# Task requirements
In this exercise, return the whole listing exactly, excluding any images.

# Input records

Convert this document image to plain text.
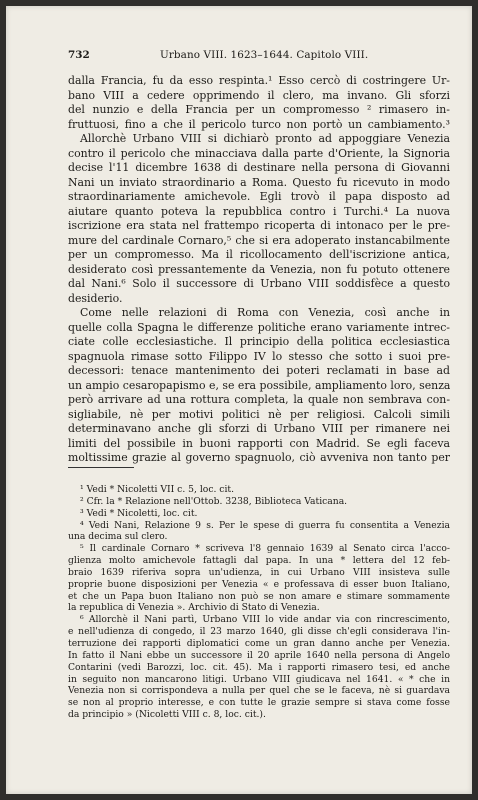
732	Urbano VIII. 1623–1644. Capitolo VIII.
dalla Francia, fu da esso respinta.¹ Esso cercò di costringere Ur-
bano VIII a cedere opprimendo il clero, ma invano. Gli sforzi
del nunzio e della Francia per un compromesso ² rimasero in-
fruttuosi, fino a che il pericolo turco non portò un cambiamento.³
Allorchè Urbano VIII si dichiarò pronto ad appoggiare Venezia
contro il pericolo che minacciava dalla parte d'Oriente, la Signoria
decise l'11 dicembre 1638 di destinare nella persona di Giovanni
Nani un inviato straordinario a Roma. Questo fu ricevuto in modo
straordinariamente amichevole. Egli trovò il papa disposto ad
aiutare quanto poteva la repubblica contro i Turchi.⁴ La nuova
iscrizione era stata nel frattempo ricoperta di intonaco per le pre-
mure del cardinale Cornaro,⁵ che si era adoperato instancabilmente
per un compromesso. Ma il ricollocamento dell'iscrizione antica,
desiderato così pressantemente da Venezia, non fu potuto ottenere
dal Nani.⁶ Solo il successore di Urbano VIII soddisfèce a questo
desiderio.
Come nelle relazioni di Roma con Venezia, così anche in
quelle colla Spagna le differenze politiche erano variamente intrec-
ciate colle ecclesiastiche. Il principio della politica ecclesiastica
spagnuola rimase sotto Filippo IV lo stesso che sotto i suoi pre-
decessori: tenace mantenimento dei poteri reclamati in base ad
un ampio cesaropapismo e, se era possibile, ampliamento loro, senza
però arrivare ad una rottura completa, la quale non sembrava con-
sigliabile, nè per motivi politici nè per religiosi. Calcoli simili
determinavano anche gli sforzi di Urbano VIII per rimanere nei
limiti del possibile in buoni rapporti con Madrid. Se egli faceva
moltissime grazie al governo spagnuolo, ciò avveniva non tanto per
¹ Vedi * Nicoletti VII c. 5, loc. cit.
² Cfr. la * Relazione nell'Ottob. 3238, Biblioteca Vaticana.
³ Vedi * Nicoletti, loc. cit.
⁴ Vedi Nani, Relazione 9 s. Per le spese di guerra fu consentita a Venezia
una decima sul clero.
⁵ Il cardinale Cornaro * scriveva l'8 gennaio 1639 al Senato circa l'acco-
glienza molto amichevole fattagli dal papa. In una * lettera del 12 feb-
braio 1639 riferiva sopra un'udienza, in cui Urbano VIII insisteva sulle
proprie buone disposizioni per Venezia « e professava di esser buon Italiano,
et che un Papa buon Italiano non può se non amare e stimare sommamente
la republica di Venezia ». Archivio di Stato di Venezia.
⁶ Allorchè il Nani partì, Urbano VIII lo vide andar via con rincrescimento,
e nell'udienza di congedo, il 23 marzo 1640, gli disse ch'egli considerava l'in-
terruzione dei rapporti diplomatici come un gran danno anche per Venezia.
In fatto il Nani ebbe un successore il 20 aprile 1640 nella persona di Angelo
Contarini (vedi Barozzi, loc. cit. 45). Ma i rapporti rimasero tesi, ed anche
in seguito non mancarono litigi. Urbano VIII giudicava nel 1641. « * che in
Venezia non si corrispondeva a nulla per quel che se le faceva, nè si guardava
se non al proprio interesse, e con tutte le grazie sempre si stava come fosse
da principio » (Nicoletti VIII c. 8, loc. cit.).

# Reply to the exercise
Convert this document image to plain text.
732	Urbano VIII. 1623–1644. Capitolo VIII.
dalla Francia, fu da esso respinta.¹ Esso cercò di costringere Ur-
bano VIII a cedere opprimendo il clero, ma invano. Gli sforzi
del nunzio e della Francia per un compromesso ² rimasero in-
fruttuosi, fino a che il pericolo turco non portò un cambiamento.³
Allorchè Urbano VIII si dichiarò pronto ad appoggiare Venezia
contro il pericolo che minacciava dalla parte d'Oriente, la Signoria
decise l'11 dicembre 1638 di destinare nella persona di Giovanni
Nani un inviato straordinario a Roma. Questo fu ricevuto in modo
straordinariamente amichevole. Egli trovò il papa disposto ad
aiutare quanto poteva la repubblica contro i Turchi.⁴ La nuova
iscrizione era stata nel frattempo ricoperta di intonaco per le pre-
mure del cardinale Cornaro,⁵ che si era adoperato instancabilmente
per un compromesso. Ma il ricollocamento dell'iscrizione antica,
desiderato così pressantemente da Venezia, non fu potuto ottenere
dal Nani.⁶ Solo il successore di Urbano VIII soddisfèce a questo
desiderio.
Come nelle relazioni di Roma con Venezia, così anche in
quelle colla Spagna le differenze politiche erano variamente intrec-
ciate colle ecclesiastiche. Il principio della politica ecclesiastica
spagnuola rimase sotto Filippo IV lo stesso che sotto i suoi pre-
decessori: tenace mantenimento dei poteri reclamati in base ad
un ampio cesaropapismo e, se era possibile, ampliamento loro, senza
però arrivare ad una rottura completa, la quale non sembrava con-
sigliabile, nè per motivi politici nè per religiosi. Calcoli simili
determinavano anche gli sforzi di Urbano VIII per rimanere nei
limiti del possibile in buoni rapporti con Madrid. Se egli faceva
moltissime grazie al governo spagnuolo, ciò avveniva non tanto per
¹ Vedi * Nicoletti VII c. 5, loc. cit.
² Cfr. la * Relazione nell'Ottob. 3238, Biblioteca Vaticana.
³ Vedi * Nicoletti, loc. cit.
⁴ Vedi Nani, Relazione 9 s. Per le spese di guerra fu consentita a Venezia
una decima sul clero.
⁵ Il cardinale Cornaro * scriveva l'8 gennaio 1639 al Senato circa l'acco-
glienza molto amichevole fattagli dal papa. In una * lettera del 12 feb-
braio 1639 riferiva sopra un'udienza, in cui Urbano VIII insisteva sulle
proprie buone disposizioni per Venezia « e professava di esser buon Italiano,
et che un Papa buon Italiano non può se non amare e stimare sommamente
la republica di Venezia ». Archivio di Stato di Venezia.
⁶ Allorchè il Nani partì, Urbano VIII lo vide andar via con rincrescimento,
e nell'udienza di congedo, il 23 marzo 1640, gli disse ch'egli considerava l'in-
terruzione dei rapporti diplomatici come un gran danno anche per Venezia.
In fatto il Nani ebbe un successore il 20 aprile 1640 nella persona di Angelo
Contarini (vedi Barozzi, loc. cit. 45). Ma i rapporti rimasero tesi, ed anche
in seguito non mancarono litigi. Urbano VIII giudicava nel 1641. « * che in
Venezia non si corrispondeva a nulla per quel che se le faceva, nè si guardava
se non al proprio interesse, e con tutte le grazie sempre si stava come fosse
da principio » (Nicoletti VIII c. 8, loc. cit.).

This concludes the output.